#### EXTRAIT DE PAGE ####
De janvier à décembre 2020, les dépenses de fonctionnement de l’Etat gabonais ont été exécutées à hauteur de 102,0 %. Soit un dépassement de 2,0 points de l’autorisation budgétaire.
En comparaison avec l’année précédente, au ministère de l’Economie, l’on indique que cette augmentation de ces dépenses de 3,1 % à 1 129,4 milliards de FCFA, est due au renforcement des dépenses de biens et services, malgré la maîtrise des dépenses de transferts et des dépenses de personnel.
De manière détaillée, l’objectif en matière de réalisation des dépenses de personnel a été dépassé de 0,8 point à 688,3 milliards de FCFA à fin décembre 2020. En outre, comparativement à l’année 2019, les dépenses de personnel ont baissé de 0,1 % du fait de la diminution de la Main d’œuvre non permanente (-10,1 milliards de FCFA). Cela, nonobstant l’accroissement de la solde permanente (+8,5 milliards de FCFA) et des autres dépenses de personnel (+0,9 milliard de FCFA), en lien avec quelques recrutements dans les secteurs prioritaires et les régularisations des situations administratives de certains agents.
####
• [CONSIGNE]:
Poursuivez le texte sur les dépenses de l'État gabonais en 2020 à partir de sa dernière phrase. La liste fournie ensuite n'a aucun lien avec le texte sur les dépenses de l'État gabonais.
#### DONNÉES FOURNIES ####
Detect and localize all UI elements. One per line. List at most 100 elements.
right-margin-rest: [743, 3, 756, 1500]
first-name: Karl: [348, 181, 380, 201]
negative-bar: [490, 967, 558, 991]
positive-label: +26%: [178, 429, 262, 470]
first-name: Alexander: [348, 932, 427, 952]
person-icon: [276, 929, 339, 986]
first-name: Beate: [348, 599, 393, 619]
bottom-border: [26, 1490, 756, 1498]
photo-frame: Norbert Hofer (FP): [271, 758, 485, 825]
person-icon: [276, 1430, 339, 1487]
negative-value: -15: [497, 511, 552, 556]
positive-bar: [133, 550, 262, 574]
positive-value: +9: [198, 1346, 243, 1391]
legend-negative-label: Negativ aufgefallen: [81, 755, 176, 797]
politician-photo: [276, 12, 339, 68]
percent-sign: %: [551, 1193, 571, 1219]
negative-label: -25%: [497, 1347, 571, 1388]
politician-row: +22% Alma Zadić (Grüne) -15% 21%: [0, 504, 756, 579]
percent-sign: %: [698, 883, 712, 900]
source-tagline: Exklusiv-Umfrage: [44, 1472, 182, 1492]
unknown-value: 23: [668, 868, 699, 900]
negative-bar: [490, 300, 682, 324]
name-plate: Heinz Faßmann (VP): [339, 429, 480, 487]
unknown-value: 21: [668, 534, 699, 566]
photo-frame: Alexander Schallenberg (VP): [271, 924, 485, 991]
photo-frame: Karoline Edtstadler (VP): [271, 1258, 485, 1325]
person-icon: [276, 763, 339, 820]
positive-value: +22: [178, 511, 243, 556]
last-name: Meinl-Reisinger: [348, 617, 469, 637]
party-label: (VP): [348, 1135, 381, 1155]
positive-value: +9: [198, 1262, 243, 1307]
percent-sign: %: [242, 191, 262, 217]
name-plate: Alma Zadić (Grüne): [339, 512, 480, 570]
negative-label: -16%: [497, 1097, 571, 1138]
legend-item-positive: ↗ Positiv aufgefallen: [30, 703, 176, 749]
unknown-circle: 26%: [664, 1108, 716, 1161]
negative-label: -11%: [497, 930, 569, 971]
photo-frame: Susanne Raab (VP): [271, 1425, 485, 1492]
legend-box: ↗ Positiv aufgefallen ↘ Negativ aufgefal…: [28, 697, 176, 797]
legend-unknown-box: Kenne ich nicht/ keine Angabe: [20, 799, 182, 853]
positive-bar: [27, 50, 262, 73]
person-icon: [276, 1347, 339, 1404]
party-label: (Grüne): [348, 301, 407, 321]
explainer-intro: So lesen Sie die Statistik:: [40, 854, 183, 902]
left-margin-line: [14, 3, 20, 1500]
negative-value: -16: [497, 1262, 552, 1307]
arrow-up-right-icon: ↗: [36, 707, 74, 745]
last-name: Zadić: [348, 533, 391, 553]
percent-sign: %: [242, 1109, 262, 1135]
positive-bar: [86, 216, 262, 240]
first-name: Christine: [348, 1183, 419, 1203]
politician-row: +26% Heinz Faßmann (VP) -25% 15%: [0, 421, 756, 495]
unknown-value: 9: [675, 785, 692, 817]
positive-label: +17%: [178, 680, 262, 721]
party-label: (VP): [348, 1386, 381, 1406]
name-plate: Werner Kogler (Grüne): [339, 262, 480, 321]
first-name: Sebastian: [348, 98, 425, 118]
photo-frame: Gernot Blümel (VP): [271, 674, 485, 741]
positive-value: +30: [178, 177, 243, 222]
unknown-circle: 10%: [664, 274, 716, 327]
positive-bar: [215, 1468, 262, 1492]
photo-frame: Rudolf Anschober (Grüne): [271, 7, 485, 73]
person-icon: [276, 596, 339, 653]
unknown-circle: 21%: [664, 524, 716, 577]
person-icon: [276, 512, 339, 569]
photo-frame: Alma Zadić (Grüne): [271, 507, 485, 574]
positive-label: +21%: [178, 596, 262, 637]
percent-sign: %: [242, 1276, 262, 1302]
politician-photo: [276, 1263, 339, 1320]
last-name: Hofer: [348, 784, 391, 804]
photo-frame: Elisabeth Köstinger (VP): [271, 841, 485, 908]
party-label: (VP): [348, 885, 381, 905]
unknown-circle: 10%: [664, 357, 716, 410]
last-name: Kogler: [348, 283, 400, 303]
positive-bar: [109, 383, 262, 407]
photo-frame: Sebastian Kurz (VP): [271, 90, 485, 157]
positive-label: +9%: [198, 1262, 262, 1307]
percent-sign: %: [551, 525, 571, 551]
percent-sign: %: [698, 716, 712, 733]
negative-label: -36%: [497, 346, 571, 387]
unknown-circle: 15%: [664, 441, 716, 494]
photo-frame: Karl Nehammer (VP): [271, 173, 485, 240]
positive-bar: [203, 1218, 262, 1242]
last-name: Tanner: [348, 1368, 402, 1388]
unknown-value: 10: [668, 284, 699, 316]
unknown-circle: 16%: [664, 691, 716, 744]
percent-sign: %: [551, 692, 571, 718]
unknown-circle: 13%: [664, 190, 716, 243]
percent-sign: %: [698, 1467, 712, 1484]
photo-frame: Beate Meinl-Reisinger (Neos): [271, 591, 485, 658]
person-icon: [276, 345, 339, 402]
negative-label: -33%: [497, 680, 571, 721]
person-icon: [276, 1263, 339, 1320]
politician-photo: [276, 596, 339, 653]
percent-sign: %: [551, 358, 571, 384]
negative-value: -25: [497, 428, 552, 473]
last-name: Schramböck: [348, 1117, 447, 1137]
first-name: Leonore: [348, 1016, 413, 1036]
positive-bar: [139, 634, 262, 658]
####
• [RÉPONSE ATTENDUE]:
Les dépenses de biens et services se sont établies à 202,3 milliards de FCFA, soit un taux d’exécution de 77,4 %. Cette rubrique est en hausse de 29,7 % par rapport au niveau atteint en 2019. Cette évolution est consécutive au raffermissement des dépenses liées aux services fournis par la SEEG (+2,5 milliards de FCFA) et aux dépenses relatives aux autres biens et services (+45,1 milliards de FCFA), dans le cadre de la riposte contre la pandémie du Coronavirus (prise en charges des factures d’électricité et d’eau, gratuité des transports interurbains dans les compagnies publiques, etc.).
L’objectif annuel d’exécution des dépenses de transferts et subventions a également été largement dépassé. Cette catégorie de dépenses s’est établie à 238,8 milliards de FCFA, soit un dépassement de 47,1 points de la dotation budgétaire. Elles ont diminué de 4,6 % suite au fléchissement des autres transferts et interventions (-5,4 milliards de FCFA) et du soutien des prix des carburants (-6,2 milliards de FCFA).